## Collected data entries
[start]

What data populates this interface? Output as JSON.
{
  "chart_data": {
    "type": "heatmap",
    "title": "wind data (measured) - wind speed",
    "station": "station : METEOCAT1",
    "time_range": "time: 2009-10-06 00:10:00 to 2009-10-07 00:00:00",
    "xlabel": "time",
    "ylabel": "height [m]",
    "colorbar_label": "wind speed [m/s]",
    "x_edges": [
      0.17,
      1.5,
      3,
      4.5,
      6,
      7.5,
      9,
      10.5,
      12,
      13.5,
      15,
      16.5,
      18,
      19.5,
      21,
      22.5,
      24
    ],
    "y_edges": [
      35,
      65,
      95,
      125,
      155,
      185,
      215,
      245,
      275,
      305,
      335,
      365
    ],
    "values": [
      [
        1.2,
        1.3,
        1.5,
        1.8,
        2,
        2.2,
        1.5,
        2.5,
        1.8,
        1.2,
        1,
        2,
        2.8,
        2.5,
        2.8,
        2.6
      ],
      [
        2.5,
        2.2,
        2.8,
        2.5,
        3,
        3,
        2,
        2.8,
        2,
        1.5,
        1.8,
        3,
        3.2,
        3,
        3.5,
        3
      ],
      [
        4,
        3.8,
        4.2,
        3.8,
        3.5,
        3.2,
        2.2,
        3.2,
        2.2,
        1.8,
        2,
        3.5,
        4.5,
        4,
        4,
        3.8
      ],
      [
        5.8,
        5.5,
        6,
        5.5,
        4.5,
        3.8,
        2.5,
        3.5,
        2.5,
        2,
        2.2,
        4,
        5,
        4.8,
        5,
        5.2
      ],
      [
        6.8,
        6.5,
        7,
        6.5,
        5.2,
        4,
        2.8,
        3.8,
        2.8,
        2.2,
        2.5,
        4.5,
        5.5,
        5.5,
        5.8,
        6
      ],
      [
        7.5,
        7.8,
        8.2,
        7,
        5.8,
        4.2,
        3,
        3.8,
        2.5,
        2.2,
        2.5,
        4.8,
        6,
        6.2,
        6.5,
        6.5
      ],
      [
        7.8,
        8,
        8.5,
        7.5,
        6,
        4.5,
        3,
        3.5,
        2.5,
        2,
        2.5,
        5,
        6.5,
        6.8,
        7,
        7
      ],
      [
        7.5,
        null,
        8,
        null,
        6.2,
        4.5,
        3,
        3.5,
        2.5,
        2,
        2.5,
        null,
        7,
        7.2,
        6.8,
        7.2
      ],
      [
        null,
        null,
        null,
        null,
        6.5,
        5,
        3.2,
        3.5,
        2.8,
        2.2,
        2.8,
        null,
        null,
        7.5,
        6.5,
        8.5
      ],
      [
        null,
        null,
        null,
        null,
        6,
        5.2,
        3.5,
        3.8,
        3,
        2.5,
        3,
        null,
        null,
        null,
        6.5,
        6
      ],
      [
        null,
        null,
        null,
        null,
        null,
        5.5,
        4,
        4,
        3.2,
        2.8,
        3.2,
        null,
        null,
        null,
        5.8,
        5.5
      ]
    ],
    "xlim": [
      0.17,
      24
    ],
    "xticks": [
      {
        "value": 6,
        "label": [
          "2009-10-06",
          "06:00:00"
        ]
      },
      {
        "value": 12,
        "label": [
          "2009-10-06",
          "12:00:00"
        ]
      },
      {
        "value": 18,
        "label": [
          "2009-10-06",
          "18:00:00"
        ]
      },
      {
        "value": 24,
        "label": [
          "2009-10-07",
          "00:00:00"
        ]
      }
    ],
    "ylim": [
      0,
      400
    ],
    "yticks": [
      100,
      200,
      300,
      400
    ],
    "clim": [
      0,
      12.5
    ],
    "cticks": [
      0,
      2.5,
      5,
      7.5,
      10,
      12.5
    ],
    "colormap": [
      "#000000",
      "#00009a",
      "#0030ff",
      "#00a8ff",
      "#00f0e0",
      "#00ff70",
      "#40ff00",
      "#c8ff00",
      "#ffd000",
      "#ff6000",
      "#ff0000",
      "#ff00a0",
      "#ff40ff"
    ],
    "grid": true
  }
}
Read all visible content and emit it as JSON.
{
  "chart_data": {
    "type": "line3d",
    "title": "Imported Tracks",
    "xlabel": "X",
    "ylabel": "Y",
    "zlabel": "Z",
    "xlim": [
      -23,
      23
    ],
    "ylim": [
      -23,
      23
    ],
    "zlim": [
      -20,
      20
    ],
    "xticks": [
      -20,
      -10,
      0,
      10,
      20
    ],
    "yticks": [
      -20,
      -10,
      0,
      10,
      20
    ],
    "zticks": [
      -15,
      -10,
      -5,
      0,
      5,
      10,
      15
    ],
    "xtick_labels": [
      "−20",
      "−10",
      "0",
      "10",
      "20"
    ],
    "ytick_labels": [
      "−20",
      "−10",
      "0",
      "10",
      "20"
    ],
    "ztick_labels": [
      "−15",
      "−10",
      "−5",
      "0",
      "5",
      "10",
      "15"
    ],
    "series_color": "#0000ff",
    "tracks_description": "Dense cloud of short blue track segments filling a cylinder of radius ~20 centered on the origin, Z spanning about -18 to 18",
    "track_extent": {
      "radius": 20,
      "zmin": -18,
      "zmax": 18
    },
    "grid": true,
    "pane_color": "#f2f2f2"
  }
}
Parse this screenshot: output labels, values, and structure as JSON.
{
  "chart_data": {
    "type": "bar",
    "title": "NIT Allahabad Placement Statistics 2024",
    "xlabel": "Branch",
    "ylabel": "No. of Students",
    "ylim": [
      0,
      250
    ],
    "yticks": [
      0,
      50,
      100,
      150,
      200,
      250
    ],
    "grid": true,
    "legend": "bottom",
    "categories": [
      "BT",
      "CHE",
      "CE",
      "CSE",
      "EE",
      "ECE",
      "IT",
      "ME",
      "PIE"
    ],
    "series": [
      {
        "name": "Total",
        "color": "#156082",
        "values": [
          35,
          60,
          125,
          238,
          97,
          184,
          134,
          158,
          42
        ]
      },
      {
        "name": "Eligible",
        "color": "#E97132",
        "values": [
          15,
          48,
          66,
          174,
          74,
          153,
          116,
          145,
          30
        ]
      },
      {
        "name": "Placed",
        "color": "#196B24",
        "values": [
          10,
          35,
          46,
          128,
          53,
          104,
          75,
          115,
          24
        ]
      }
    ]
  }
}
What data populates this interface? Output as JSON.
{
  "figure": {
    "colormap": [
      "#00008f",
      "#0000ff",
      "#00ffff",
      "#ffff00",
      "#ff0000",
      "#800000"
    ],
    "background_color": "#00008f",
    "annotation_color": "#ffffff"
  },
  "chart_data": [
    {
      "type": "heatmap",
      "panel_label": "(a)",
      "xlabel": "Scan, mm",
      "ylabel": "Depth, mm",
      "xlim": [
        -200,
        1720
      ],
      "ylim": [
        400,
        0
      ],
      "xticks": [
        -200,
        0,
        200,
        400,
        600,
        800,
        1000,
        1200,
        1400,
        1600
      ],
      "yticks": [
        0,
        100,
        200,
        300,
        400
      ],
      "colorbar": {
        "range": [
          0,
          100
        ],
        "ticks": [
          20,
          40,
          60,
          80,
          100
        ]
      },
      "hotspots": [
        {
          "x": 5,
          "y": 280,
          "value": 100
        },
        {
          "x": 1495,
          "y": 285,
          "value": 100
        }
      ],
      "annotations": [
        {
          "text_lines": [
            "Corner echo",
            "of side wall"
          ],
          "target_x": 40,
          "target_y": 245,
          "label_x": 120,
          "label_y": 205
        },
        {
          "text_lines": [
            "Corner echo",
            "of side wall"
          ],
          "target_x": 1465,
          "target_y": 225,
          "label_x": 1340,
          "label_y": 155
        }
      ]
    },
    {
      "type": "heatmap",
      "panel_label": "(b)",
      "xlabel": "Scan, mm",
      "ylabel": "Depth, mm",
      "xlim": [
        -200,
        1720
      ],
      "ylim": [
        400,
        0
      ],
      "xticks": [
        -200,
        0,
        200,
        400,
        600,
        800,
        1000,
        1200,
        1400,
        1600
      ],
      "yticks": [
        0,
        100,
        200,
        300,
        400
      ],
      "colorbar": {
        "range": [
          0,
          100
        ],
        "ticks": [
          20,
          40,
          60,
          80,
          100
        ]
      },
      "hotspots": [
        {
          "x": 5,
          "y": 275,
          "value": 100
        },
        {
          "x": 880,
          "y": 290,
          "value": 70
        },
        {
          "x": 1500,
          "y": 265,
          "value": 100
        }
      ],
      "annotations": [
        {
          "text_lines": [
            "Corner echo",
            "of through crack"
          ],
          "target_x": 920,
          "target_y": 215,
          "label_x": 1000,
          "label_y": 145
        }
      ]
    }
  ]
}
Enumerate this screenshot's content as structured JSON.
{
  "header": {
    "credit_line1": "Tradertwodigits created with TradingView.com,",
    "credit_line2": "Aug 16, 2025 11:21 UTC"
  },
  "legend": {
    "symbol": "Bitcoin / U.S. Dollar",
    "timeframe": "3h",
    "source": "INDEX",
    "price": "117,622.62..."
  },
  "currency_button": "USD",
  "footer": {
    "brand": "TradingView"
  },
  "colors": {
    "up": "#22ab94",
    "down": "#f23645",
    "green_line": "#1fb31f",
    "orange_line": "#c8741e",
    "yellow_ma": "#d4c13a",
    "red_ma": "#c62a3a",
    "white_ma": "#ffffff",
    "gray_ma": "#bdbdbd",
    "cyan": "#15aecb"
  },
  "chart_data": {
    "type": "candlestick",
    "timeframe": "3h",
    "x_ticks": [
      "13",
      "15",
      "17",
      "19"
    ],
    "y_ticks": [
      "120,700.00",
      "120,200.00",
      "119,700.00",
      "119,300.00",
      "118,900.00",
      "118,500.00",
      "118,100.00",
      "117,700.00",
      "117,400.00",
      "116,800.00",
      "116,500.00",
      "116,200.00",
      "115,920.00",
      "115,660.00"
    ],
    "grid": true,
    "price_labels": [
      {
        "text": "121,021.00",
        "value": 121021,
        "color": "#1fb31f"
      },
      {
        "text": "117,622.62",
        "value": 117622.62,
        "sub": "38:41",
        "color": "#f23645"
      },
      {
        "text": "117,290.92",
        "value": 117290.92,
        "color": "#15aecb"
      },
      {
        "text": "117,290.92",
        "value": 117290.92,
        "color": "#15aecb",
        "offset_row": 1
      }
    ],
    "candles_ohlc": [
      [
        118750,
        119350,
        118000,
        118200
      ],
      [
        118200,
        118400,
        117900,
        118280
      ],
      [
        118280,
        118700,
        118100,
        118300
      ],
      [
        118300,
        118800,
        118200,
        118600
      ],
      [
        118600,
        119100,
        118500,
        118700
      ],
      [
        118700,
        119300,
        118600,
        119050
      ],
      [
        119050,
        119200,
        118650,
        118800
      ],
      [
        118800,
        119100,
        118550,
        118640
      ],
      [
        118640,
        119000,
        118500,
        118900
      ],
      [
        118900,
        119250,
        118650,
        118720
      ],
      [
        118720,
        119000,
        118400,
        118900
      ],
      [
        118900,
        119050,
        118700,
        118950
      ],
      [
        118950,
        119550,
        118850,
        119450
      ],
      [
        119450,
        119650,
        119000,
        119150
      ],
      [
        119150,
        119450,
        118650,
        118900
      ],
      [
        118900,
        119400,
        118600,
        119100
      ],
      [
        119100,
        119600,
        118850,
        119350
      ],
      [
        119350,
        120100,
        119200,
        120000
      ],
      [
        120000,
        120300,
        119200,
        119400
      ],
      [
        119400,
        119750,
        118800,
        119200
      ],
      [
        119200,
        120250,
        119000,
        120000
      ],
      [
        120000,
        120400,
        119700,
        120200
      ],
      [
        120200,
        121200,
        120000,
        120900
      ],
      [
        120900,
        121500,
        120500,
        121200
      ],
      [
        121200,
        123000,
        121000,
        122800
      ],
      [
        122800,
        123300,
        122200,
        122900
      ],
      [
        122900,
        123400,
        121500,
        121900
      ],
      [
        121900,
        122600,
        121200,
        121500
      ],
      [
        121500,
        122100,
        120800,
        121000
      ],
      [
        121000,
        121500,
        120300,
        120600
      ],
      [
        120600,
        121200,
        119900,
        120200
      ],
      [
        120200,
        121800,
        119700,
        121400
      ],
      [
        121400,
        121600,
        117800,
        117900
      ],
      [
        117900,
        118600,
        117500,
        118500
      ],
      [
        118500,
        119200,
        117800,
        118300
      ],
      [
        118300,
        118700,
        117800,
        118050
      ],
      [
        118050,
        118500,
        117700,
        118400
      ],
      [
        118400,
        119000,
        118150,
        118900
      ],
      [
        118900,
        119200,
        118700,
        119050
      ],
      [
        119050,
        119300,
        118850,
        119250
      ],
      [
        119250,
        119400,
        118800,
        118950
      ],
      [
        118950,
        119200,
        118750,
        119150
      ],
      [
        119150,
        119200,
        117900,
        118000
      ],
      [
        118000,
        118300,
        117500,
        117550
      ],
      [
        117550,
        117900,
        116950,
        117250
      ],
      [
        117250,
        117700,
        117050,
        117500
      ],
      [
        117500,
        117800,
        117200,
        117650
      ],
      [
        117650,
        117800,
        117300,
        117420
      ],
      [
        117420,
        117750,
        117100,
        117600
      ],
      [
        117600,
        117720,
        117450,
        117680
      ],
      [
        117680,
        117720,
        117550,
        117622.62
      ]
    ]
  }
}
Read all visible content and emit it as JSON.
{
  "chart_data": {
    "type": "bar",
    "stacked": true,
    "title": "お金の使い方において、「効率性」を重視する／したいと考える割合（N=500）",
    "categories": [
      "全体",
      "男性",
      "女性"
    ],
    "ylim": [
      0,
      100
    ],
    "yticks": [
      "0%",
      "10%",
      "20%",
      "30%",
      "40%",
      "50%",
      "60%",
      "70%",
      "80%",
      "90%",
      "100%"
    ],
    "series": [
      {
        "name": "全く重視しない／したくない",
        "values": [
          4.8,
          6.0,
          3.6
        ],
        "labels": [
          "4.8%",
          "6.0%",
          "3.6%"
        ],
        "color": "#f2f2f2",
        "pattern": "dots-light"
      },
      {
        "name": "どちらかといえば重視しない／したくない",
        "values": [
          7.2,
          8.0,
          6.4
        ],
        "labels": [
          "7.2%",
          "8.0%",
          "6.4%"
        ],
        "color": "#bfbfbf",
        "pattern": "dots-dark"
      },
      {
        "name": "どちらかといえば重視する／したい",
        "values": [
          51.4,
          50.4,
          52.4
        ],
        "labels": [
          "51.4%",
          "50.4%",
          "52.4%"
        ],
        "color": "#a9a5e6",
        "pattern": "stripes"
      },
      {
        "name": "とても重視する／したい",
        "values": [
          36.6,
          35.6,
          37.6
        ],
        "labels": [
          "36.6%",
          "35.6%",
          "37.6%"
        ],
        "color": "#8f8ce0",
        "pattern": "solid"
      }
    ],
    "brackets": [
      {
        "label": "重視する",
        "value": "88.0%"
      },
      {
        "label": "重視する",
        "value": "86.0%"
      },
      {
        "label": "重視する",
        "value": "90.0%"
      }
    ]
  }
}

[end]

## Exercise requirements
Pull out each line of the records holding the string "wind".

## Solution
    "title": "wind data (measured) - wind speed",
    "colorbar_label": "wind speed [m/s]",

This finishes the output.